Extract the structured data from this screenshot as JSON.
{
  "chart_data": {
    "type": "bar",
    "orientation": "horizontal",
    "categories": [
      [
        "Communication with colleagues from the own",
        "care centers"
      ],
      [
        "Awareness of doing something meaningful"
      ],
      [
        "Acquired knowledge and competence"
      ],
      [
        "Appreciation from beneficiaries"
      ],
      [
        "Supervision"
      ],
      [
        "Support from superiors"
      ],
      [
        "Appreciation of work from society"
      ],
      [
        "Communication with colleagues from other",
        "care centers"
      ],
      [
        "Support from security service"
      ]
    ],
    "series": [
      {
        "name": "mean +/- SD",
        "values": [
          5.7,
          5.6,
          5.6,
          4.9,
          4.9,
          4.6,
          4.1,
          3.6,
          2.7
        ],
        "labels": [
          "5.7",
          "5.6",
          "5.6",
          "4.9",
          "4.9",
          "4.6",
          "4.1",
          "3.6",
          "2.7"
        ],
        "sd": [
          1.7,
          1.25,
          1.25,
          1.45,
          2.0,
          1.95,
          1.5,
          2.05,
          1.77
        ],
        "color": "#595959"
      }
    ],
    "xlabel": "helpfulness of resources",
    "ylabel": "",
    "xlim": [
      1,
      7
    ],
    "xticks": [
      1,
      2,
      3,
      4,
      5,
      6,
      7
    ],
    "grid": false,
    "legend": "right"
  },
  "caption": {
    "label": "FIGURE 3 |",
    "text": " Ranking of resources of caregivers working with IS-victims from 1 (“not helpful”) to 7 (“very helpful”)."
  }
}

• • • • • • •

### The request
In the material above, find the lines that contain "colleagues" and show them.

### Task answer
        "Communication with colleagues from the own",
        "Communication with colleagues from other",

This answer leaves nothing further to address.